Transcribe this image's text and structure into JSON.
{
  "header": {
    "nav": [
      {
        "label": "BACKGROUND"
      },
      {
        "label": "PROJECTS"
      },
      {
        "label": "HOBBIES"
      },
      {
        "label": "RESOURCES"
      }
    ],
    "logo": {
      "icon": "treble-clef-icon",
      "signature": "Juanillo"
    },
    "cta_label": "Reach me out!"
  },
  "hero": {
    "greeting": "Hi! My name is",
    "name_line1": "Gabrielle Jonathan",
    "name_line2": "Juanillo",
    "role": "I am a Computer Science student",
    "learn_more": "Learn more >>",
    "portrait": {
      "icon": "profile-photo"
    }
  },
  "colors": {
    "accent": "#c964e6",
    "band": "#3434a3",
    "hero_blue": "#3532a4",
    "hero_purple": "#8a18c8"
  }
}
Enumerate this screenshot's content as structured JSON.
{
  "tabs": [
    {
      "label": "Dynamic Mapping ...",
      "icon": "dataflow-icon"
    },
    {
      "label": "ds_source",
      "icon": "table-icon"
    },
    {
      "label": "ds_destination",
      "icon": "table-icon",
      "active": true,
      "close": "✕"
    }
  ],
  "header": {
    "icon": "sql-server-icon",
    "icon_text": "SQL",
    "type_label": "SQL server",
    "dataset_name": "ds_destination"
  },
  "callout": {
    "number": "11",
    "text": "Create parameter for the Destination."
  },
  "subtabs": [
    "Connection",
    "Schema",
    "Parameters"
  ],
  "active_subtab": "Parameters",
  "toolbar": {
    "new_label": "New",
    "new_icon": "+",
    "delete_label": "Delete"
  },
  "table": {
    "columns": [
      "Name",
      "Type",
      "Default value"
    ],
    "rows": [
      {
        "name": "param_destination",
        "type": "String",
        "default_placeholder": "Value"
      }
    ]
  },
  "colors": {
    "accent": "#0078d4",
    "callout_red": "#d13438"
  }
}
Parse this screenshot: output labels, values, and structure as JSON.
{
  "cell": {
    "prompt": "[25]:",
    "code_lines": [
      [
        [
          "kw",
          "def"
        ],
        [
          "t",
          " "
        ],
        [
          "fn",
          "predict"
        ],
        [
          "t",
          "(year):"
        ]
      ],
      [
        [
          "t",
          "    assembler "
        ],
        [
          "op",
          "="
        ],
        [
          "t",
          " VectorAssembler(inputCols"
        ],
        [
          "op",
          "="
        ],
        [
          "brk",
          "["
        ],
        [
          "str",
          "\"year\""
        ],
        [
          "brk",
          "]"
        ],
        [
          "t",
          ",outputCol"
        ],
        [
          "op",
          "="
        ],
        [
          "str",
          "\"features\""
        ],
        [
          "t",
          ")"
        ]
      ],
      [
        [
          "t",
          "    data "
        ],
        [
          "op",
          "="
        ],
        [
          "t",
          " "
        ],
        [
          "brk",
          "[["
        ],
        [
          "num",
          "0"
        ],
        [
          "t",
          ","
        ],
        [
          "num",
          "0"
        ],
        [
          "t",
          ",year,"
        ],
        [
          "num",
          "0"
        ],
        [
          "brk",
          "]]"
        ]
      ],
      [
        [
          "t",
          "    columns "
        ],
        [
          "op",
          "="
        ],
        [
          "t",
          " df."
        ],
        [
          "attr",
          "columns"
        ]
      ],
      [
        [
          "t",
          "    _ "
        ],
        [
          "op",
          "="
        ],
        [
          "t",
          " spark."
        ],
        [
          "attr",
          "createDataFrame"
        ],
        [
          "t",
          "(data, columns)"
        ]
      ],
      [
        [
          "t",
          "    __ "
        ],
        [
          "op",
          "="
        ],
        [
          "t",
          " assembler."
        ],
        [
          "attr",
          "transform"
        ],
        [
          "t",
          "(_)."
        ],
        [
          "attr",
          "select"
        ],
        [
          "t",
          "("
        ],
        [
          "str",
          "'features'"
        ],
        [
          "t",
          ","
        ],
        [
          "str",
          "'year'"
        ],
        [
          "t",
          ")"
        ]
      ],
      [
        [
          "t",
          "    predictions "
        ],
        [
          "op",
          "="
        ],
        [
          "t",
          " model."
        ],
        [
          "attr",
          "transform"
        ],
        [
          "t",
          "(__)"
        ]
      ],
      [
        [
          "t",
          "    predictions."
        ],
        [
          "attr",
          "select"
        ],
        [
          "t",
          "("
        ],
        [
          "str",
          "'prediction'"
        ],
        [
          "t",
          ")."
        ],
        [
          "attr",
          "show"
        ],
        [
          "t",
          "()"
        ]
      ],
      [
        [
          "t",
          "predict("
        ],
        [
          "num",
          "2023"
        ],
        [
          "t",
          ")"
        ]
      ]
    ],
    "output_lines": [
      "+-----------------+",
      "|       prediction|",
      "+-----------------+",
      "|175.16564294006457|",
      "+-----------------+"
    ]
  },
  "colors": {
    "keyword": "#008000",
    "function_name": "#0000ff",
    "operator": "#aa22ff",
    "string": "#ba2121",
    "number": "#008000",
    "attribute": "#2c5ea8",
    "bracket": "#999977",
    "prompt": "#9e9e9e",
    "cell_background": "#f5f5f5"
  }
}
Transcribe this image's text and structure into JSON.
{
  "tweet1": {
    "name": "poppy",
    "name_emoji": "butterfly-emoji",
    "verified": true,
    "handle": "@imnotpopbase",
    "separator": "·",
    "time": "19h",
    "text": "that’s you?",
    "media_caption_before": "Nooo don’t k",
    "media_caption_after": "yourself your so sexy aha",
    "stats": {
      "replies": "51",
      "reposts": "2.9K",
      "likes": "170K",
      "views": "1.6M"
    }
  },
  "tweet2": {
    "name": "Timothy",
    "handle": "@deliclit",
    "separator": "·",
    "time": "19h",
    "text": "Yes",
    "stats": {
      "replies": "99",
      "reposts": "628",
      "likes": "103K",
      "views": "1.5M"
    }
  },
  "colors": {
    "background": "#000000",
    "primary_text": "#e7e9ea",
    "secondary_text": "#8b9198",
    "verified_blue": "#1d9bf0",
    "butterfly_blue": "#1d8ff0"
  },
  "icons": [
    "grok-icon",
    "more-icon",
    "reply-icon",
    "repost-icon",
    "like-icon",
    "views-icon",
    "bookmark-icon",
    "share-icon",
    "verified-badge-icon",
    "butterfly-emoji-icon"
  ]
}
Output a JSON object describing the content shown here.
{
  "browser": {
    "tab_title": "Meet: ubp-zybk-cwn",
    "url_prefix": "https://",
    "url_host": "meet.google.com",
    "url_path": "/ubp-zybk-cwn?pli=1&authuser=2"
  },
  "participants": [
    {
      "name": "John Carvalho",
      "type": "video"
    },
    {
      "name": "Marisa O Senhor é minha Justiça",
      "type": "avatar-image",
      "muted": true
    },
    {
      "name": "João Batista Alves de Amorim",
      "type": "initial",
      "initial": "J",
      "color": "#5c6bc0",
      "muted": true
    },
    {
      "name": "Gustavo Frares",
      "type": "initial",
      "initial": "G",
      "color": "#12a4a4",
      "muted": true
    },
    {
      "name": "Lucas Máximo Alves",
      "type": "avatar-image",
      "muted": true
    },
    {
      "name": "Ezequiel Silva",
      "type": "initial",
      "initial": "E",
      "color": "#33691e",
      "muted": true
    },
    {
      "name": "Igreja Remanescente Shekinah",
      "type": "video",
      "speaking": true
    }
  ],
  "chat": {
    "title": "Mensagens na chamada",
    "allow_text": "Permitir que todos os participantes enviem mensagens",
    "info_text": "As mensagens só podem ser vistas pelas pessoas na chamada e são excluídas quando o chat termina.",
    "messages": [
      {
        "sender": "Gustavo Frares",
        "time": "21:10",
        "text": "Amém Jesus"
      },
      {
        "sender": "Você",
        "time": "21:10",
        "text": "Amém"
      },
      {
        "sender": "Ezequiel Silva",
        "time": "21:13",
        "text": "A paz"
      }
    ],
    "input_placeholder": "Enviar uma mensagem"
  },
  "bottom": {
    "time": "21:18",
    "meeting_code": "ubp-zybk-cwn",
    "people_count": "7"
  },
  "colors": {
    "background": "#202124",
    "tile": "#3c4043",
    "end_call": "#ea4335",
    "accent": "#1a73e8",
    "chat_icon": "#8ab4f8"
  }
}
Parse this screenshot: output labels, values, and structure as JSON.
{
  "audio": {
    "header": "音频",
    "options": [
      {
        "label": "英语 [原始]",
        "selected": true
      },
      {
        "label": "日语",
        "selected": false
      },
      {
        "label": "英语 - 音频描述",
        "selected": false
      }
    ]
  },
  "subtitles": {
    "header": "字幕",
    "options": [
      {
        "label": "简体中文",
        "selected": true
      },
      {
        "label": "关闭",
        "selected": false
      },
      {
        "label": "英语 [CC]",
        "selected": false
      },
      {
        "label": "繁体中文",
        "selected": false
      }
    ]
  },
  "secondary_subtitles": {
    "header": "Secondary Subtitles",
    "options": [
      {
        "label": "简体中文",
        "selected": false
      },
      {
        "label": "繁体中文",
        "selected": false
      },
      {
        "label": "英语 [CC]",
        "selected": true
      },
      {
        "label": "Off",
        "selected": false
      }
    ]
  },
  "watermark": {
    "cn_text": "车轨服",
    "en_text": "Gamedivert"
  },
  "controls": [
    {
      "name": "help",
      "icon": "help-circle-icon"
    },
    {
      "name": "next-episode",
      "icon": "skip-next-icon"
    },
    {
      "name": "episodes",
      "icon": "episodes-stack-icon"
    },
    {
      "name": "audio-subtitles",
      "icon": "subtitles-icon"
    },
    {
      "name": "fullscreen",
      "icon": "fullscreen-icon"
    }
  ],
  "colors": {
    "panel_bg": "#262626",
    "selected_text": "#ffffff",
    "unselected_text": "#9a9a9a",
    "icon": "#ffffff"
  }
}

+---+

Search the data for the word "Juanillo" and copy each line where it appears.

● Exercise result
      "signature": "Juanillo"
    "name_line2": "Juanillo",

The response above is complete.